◆ **Excerpted data**:
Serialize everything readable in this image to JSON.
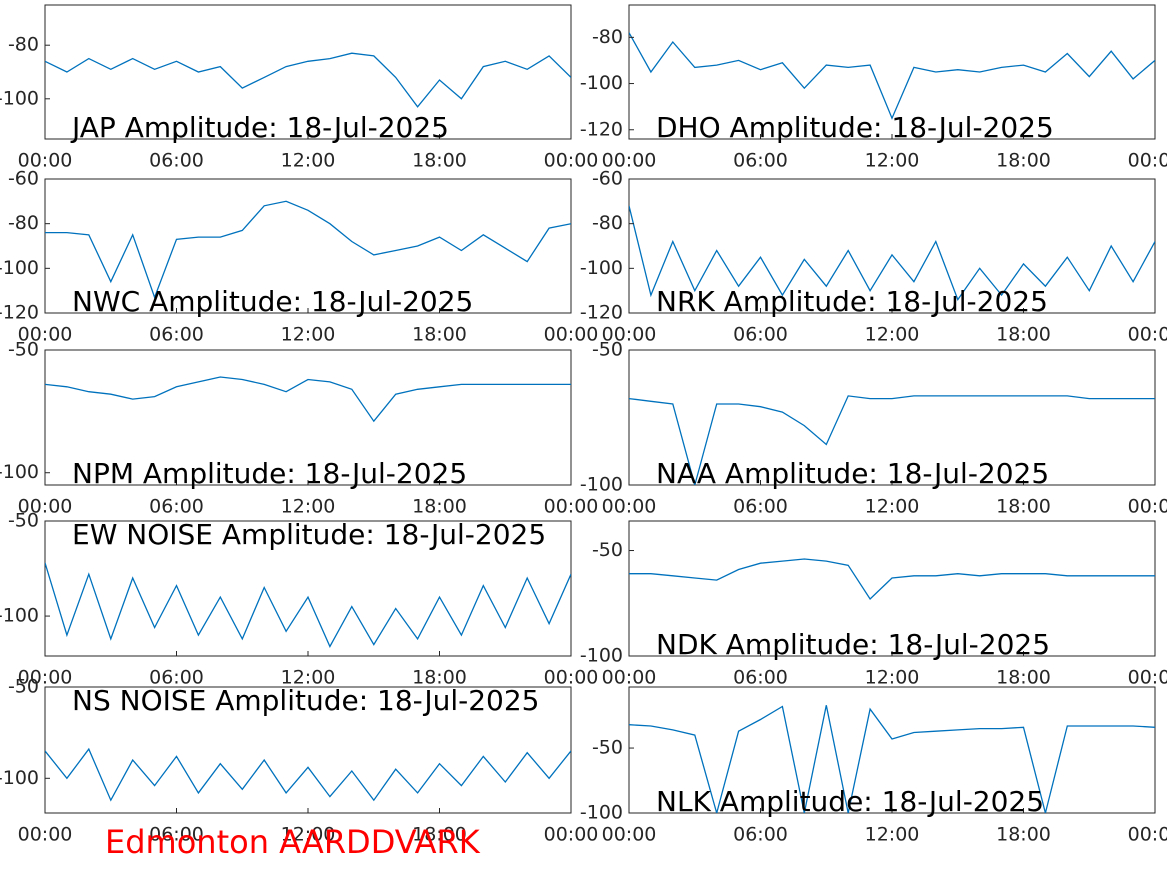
{
  "chart_data": [
    {
      "type": "line",
      "title": "JAP Amplitude: 18-Jul-2025",
      "x": [
        0,
        1,
        2,
        3,
        4,
        5,
        6,
        7,
        8,
        9,
        10,
        11,
        12,
        13,
        14,
        15,
        16,
        17,
        18,
        19,
        20,
        21,
        22,
        23,
        24
      ],
      "values": [
        -86,
        -90,
        -85,
        -89,
        -85,
        -89,
        -86,
        -90,
        -88,
        -96,
        -92,
        -88,
        -86,
        -85,
        -83,
        -84,
        -92,
        -103,
        -93,
        -100,
        -88,
        -86,
        -89,
        -84,
        -92
      ],
      "color": "#0072bd",
      "xlim": [
        0,
        24
      ],
      "xticks": [
        {
          "value": 0,
          "label": "00:00"
        },
        {
          "value": 6,
          "label": "06:00"
        },
        {
          "value": 12,
          "label": "12:00"
        },
        {
          "value": 18,
          "label": "18:00"
        },
        {
          "value": 24,
          "label": "00:00"
        }
      ],
      "ylim": [
        -115,
        -65
      ],
      "yticks": [
        -100,
        -80
      ]
    },
    {
      "type": "line",
      "title": "DHO Amplitude: 18-Jul-2025",
      "x": [
        0,
        1,
        2,
        3,
        4,
        5,
        6,
        7,
        8,
        9,
        10,
        11,
        12,
        13,
        14,
        15,
        16,
        17,
        18,
        19,
        20,
        21,
        22,
        23,
        24
      ],
      "values": [
        -78,
        -95,
        -82,
        -93,
        -92,
        -90,
        -94,
        -91,
        -102,
        -92,
        -93,
        -92,
        -115,
        -93,
        -95,
        -94,
        -95,
        -93,
        -92,
        -95,
        -87,
        -97,
        -86,
        -98,
        -90
      ],
      "color": "#0072bd",
      "xlim": [
        0,
        24
      ],
      "xticks": [
        {
          "value": 0,
          "label": "00:00"
        },
        {
          "value": 6,
          "label": "06:00"
        },
        {
          "value": 12,
          "label": "12:00"
        },
        {
          "value": 18,
          "label": "18:00"
        },
        {
          "value": 24,
          "label": "00:00"
        }
      ],
      "ylim": [
        -124,
        -66
      ],
      "yticks": [
        -120,
        -100,
        -80
      ]
    },
    {
      "type": "line",
      "title": "NWC Amplitude: 18-Jul-2025",
      "x": [
        0,
        1,
        2,
        3,
        4,
        5,
        6,
        7,
        8,
        9,
        10,
        11,
        12,
        13,
        14,
        15,
        16,
        17,
        18,
        19,
        20,
        21,
        22,
        23,
        24
      ],
      "values": [
        -84,
        -84,
        -85,
        -106,
        -85,
        -113,
        -87,
        -86,
        -86,
        -83,
        -72,
        -70,
        -74,
        -80,
        -88,
        -94,
        -92,
        -90,
        -86,
        -92,
        -85,
        -91,
        -97,
        -82,
        -80
      ],
      "color": "#0072bd",
      "xlim": [
        0,
        24
      ],
      "xticks": [
        {
          "value": 0,
          "label": "00:00"
        },
        {
          "value": 6,
          "label": "06:00"
        },
        {
          "value": 12,
          "label": "12:00"
        },
        {
          "value": 18,
          "label": "18:00"
        },
        {
          "value": 24,
          "label": "00:00"
        }
      ],
      "ylim": [
        -120,
        -60
      ],
      "yticks": [
        -120,
        -100,
        -80,
        -60
      ]
    },
    {
      "type": "line",
      "title": "NRK Amplitude: 18-Jul-2025",
      "x": [
        0,
        1,
        2,
        3,
        4,
        5,
        6,
        7,
        8,
        9,
        10,
        11,
        12,
        13,
        14,
        15,
        16,
        17,
        18,
        19,
        20,
        21,
        22,
        23,
        24
      ],
      "values": [
        -72,
        -112,
        -88,
        -110,
        -92,
        -108,
        -95,
        -112,
        -96,
        -108,
        -92,
        -110,
        -94,
        -106,
        -88,
        -114,
        -100,
        -112,
        -98,
        -108,
        -95,
        -110,
        -90,
        -106,
        -88
      ],
      "color": "#0072bd",
      "xlim": [
        0,
        24
      ],
      "xticks": [
        {
          "value": 0,
          "label": "00:00"
        },
        {
          "value": 6,
          "label": "06:00"
        },
        {
          "value": 12,
          "label": "12:00"
        },
        {
          "value": 18,
          "label": "18:00"
        },
        {
          "value": 24,
          "label": "00:00"
        }
      ],
      "ylim": [
        -120,
        -60
      ],
      "yticks": [
        -120,
        -100,
        -80,
        -60
      ]
    },
    {
      "type": "line",
      "title": "NPM Amplitude: 18-Jul-2025",
      "x": [
        0,
        1,
        2,
        3,
        4,
        5,
        6,
        7,
        8,
        9,
        10,
        11,
        12,
        13,
        14,
        15,
        16,
        17,
        18,
        19,
        20,
        21,
        22,
        23,
        24
      ],
      "values": [
        -64,
        -65,
        -67,
        -68,
        -70,
        -69,
        -65,
        -63,
        -61,
        -62,
        -64,
        -67,
        -62,
        -63,
        -66,
        -79,
        -68,
        -66,
        -65,
        -64,
        -64,
        -64,
        -64,
        -64,
        -64
      ],
      "color": "#0072bd",
      "xlim": [
        0,
        24
      ],
      "xticks": [
        {
          "value": 0,
          "label": "00:00"
        },
        {
          "value": 6,
          "label": "06:00"
        },
        {
          "value": 12,
          "label": "12:00"
        },
        {
          "value": 18,
          "label": "18:00"
        },
        {
          "value": 24,
          "label": "00:00"
        }
      ],
      "ylim": [
        -105,
        -50
      ],
      "yticks": [
        -100,
        -50
      ]
    },
    {
      "type": "line",
      "title": "NAA Amplitude: 18-Jul-2025",
      "x": [
        0,
        1,
        2,
        3,
        4,
        5,
        6,
        7,
        8,
        9,
        10,
        11,
        12,
        13,
        14,
        15,
        16,
        17,
        18,
        19,
        20,
        21,
        22,
        23,
        24
      ],
      "values": [
        -68,
        -69,
        -70,
        -100,
        -70,
        -70,
        -71,
        -73,
        -78,
        -85,
        -67,
        -68,
        -68,
        -67,
        -67,
        -67,
        -67,
        -67,
        -67,
        -67,
        -67,
        -68,
        -68,
        -68,
        -68
      ],
      "color": "#0072bd",
      "xlim": [
        0,
        24
      ],
      "xticks": [
        {
          "value": 0,
          "label": "00:00"
        },
        {
          "value": 6,
          "label": "06:00"
        },
        {
          "value": 12,
          "label": "12:00"
        },
        {
          "value": 18,
          "label": "18:00"
        },
        {
          "value": 24,
          "label": "00:00"
        }
      ],
      "ylim": [
        -100,
        -50
      ],
      "yticks": [
        -100,
        -50
      ]
    },
    {
      "type": "line",
      "title": "EW NOISE Amplitude: 18-Jul-2025",
      "x": [
        0,
        1,
        2,
        3,
        4,
        5,
        6,
        7,
        8,
        9,
        10,
        11,
        12,
        13,
        14,
        15,
        16,
        17,
        18,
        19,
        20,
        21,
        22,
        23,
        24
      ],
      "values": [
        -72,
        -110,
        -78,
        -112,
        -80,
        -106,
        -84,
        -110,
        -90,
        -112,
        -85,
        -108,
        -90,
        -116,
        -95,
        -115,
        -96,
        -112,
        -90,
        -110,
        -84,
        -106,
        -80,
        -104,
        -78
      ],
      "color": "#0072bd",
      "xlim": [
        0,
        24
      ],
      "xticks": [
        {
          "value": 0,
          "label": "00:00"
        },
        {
          "value": 6,
          "label": "06:00"
        },
        {
          "value": 12,
          "label": "12:00"
        },
        {
          "value": 18,
          "label": "18:00"
        },
        {
          "value": 24,
          "label": "00:00"
        }
      ],
      "ylim": [
        -121,
        -50
      ],
      "yticks": [
        -100,
        -50
      ]
    },
    {
      "type": "line",
      "title": "NDK Amplitude: 18-Jul-2025",
      "x": [
        0,
        1,
        2,
        3,
        4,
        5,
        6,
        7,
        8,
        9,
        10,
        11,
        12,
        13,
        14,
        15,
        16,
        17,
        18,
        19,
        20,
        21,
        22,
        23,
        24
      ],
      "values": [
        -61,
        -61,
        -62,
        -63,
        -64,
        -59,
        -56,
        -55,
        -54,
        -55,
        -57,
        -73,
        -63,
        -62,
        -62,
        -61,
        -62,
        -61,
        -61,
        -61,
        -62,
        -62,
        -62,
        -62,
        -62
      ],
      "color": "#0072bd",
      "xlim": [
        0,
        24
      ],
      "xticks": [
        {
          "value": 0,
          "label": "00:00"
        },
        {
          "value": 6,
          "label": "06:00"
        },
        {
          "value": 12,
          "label": "12:00"
        },
        {
          "value": 18,
          "label": "18:00"
        },
        {
          "value": 24,
          "label": "00:00"
        }
      ],
      "ylim": [
        -100,
        -36
      ],
      "yticks": [
        -100,
        -50
      ]
    },
    {
      "type": "line",
      "title": "NS NOISE Amplitude: 18-Jul-2025",
      "x": [
        0,
        1,
        2,
        3,
        4,
        5,
        6,
        7,
        8,
        9,
        10,
        11,
        12,
        13,
        14,
        15,
        16,
        17,
        18,
        19,
        20,
        21,
        22,
        23,
        24
      ],
      "values": [
        -85,
        -100,
        -84,
        -112,
        -90,
        -104,
        -88,
        -108,
        -92,
        -106,
        -90,
        -108,
        -94,
        -110,
        -96,
        -112,
        -95,
        -108,
        -92,
        -104,
        -88,
        -102,
        -86,
        -100,
        -85
      ],
      "color": "#0072bd",
      "xlim": [
        0,
        24
      ],
      "xticks": [
        {
          "value": 0,
          "label": "00:00"
        },
        {
          "value": 6,
          "label": "06:00"
        },
        {
          "value": 12,
          "label": "12:00"
        },
        {
          "value": 18,
          "label": "18:00"
        },
        {
          "value": 24,
          "label": "00:00"
        }
      ],
      "ylim": [
        -119,
        -50
      ],
      "yticks": [
        -100,
        -50
      ]
    },
    {
      "type": "line",
      "title": "NLK Amplitude: 18-Jul-2025",
      "x": [
        0,
        1,
        2,
        3,
        4,
        5,
        6,
        7,
        8,
        9,
        10,
        11,
        12,
        13,
        14,
        15,
        16,
        17,
        18,
        19,
        20,
        21,
        22,
        23,
        24
      ],
      "values": [
        -32,
        -33,
        -36,
        -40,
        -100,
        -37,
        -28,
        -18,
        -100,
        -17,
        -100,
        -20,
        -43,
        -38,
        -37,
        -36,
        -35,
        -35,
        -34,
        -100,
        -33,
        -33,
        -33,
        -33,
        -34
      ],
      "color": "#0072bd",
      "xlim": [
        0,
        24
      ],
      "xticks": [
        {
          "value": 0,
          "label": "00:00"
        },
        {
          "value": 6,
          "label": "06:00"
        },
        {
          "value": 12,
          "label": "12:00"
        },
        {
          "value": 18,
          "label": "18:00"
        },
        {
          "value": 24,
          "label": "00:00"
        }
      ],
      "ylim": [
        -100,
        -3
      ],
      "yticks": [
        -100,
        -50
      ]
    }
  ],
  "footer": "Edmonton AARDDVARK"
}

◆ **Aim**:
Copy each line above where the string "title" occurs.

◆ **Task response**:
      "title": "JAP Amplitude: 18-Jul-2025",
      "title": "DHO Amplitude: 18-Jul-2025",
      "title": "NWC Amplitude: 18-Jul-2025",
      "title": "NRK Amplitude: 18-Jul-2025",
      "title": "NPM Amplitude: 18-Jul-2025",
      "title": "NAA Amplitude: 18-Jul-2025",
      "title": "EW NOISE Amplitude: 18-Jul-2025",
      "title": "NDK Amplitude: 18-Jul-2025",
      "title": "NS NOISE Amplitude: 18-Jul-2025",
      "title": "NLK Amplitude: 18-Jul-2025",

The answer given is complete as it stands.